__What you are asked to do__.
Gather every line below where "Distance" appears.

__Records shown__.
** Start **

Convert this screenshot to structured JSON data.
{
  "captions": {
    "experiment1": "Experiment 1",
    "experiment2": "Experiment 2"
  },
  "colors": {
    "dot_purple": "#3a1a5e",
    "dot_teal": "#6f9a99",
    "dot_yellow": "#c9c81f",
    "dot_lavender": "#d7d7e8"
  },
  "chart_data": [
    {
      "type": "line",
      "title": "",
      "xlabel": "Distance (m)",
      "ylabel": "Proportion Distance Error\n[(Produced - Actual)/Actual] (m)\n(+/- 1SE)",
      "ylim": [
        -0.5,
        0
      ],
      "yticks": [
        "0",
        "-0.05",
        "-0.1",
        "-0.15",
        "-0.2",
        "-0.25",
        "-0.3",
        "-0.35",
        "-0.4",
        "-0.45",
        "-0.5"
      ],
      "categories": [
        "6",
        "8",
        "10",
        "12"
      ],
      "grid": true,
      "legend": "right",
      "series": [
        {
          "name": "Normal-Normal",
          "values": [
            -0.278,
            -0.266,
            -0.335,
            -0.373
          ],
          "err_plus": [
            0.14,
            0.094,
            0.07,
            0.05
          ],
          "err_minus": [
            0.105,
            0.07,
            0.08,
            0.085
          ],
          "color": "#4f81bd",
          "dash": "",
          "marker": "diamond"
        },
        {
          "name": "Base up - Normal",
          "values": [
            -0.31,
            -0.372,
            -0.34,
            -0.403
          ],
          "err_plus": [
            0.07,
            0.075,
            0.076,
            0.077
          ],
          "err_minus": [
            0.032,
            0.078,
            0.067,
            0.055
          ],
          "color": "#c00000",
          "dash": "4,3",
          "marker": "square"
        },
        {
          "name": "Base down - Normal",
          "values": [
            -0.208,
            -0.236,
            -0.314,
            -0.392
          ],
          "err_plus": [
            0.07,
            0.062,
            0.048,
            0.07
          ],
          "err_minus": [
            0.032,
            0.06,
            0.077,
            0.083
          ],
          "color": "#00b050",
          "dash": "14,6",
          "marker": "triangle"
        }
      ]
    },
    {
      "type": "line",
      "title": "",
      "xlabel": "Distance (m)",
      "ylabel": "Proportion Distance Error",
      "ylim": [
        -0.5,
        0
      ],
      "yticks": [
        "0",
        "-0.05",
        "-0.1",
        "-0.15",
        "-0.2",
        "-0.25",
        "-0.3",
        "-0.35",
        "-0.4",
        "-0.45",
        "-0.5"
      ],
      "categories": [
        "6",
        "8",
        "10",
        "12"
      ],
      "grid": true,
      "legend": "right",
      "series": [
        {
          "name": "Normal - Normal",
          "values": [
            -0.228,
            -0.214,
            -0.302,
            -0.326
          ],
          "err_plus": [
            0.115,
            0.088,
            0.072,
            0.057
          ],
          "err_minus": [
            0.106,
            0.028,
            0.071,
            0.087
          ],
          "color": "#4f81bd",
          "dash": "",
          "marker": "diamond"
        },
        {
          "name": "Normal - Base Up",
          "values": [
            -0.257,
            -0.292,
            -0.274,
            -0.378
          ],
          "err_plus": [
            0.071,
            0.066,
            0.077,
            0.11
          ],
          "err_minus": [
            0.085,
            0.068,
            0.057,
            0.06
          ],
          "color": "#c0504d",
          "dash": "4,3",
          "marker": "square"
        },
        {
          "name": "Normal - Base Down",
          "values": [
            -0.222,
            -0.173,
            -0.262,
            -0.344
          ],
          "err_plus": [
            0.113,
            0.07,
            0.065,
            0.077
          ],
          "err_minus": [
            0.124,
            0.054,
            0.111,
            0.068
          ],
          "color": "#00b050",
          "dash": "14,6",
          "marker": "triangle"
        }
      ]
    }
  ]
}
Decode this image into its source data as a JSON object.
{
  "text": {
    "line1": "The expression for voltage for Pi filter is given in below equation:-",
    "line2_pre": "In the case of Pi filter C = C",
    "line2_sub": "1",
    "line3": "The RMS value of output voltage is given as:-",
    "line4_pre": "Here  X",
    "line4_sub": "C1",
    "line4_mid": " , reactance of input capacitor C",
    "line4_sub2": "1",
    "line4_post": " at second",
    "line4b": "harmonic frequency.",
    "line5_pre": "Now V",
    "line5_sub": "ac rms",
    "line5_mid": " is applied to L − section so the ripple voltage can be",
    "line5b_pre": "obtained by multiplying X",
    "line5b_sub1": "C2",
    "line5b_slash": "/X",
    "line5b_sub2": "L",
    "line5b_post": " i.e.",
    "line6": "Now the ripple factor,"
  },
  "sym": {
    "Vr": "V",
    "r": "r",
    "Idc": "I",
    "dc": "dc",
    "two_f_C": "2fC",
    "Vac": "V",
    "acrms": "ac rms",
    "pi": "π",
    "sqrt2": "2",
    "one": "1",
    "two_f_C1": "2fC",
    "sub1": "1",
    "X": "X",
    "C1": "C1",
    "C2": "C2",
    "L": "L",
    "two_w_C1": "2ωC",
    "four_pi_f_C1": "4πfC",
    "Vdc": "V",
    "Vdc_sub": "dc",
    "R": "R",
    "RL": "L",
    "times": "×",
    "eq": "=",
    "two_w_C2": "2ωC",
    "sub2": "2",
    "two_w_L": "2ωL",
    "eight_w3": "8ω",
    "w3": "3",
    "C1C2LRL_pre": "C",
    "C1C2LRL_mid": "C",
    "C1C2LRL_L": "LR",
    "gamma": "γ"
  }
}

** End **

__Result of the task__.
      "xlabel": "Distance (m)",
      "ylabel": "Proportion Distance Error\n[(Produced - Actual)/Actual] (m)\n(+/- 1SE)",
      "xlabel": "Distance (m)",
      "ylabel": "Proportion Distance Error",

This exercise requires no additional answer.